━━ Data excerpts ━━

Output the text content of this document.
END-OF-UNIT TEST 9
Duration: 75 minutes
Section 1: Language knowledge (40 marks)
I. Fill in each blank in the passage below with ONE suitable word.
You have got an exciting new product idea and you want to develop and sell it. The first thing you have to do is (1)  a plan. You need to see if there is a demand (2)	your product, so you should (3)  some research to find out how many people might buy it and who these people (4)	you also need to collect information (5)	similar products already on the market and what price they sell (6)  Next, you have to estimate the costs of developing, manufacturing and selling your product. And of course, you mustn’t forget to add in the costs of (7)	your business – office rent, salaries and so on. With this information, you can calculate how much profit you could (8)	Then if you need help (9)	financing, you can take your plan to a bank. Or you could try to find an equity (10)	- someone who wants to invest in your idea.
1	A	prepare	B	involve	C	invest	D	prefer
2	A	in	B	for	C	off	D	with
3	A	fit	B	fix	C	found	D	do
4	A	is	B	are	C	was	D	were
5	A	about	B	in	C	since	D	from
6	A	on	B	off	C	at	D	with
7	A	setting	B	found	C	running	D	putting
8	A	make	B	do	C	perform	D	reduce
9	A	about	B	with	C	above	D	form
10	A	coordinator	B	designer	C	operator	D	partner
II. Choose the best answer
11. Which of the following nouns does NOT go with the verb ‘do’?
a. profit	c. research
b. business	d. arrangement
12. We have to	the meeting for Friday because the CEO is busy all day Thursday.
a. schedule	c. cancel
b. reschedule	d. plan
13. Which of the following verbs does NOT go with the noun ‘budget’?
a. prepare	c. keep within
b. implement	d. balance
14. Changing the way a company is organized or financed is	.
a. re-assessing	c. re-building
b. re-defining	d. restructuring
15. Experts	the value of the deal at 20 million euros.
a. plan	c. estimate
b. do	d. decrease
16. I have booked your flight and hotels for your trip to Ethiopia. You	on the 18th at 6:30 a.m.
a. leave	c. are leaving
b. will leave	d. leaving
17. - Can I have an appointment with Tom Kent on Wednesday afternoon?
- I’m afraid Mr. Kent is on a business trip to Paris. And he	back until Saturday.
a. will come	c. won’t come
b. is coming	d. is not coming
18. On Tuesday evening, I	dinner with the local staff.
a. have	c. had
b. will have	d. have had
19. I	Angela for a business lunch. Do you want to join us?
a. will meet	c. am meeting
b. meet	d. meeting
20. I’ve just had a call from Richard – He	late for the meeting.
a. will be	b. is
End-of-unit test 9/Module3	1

━━━

For each line in the data above that contains the string "meeting", extract the line.

→ **Response to this exercise**
12. We have to	the meeting for Friday because the CEO is busy all day Thursday.
a. will meet	c. am meeting
b. meet	d. meeting
20. I’ve just had a call from Richard – He	late for the meeting.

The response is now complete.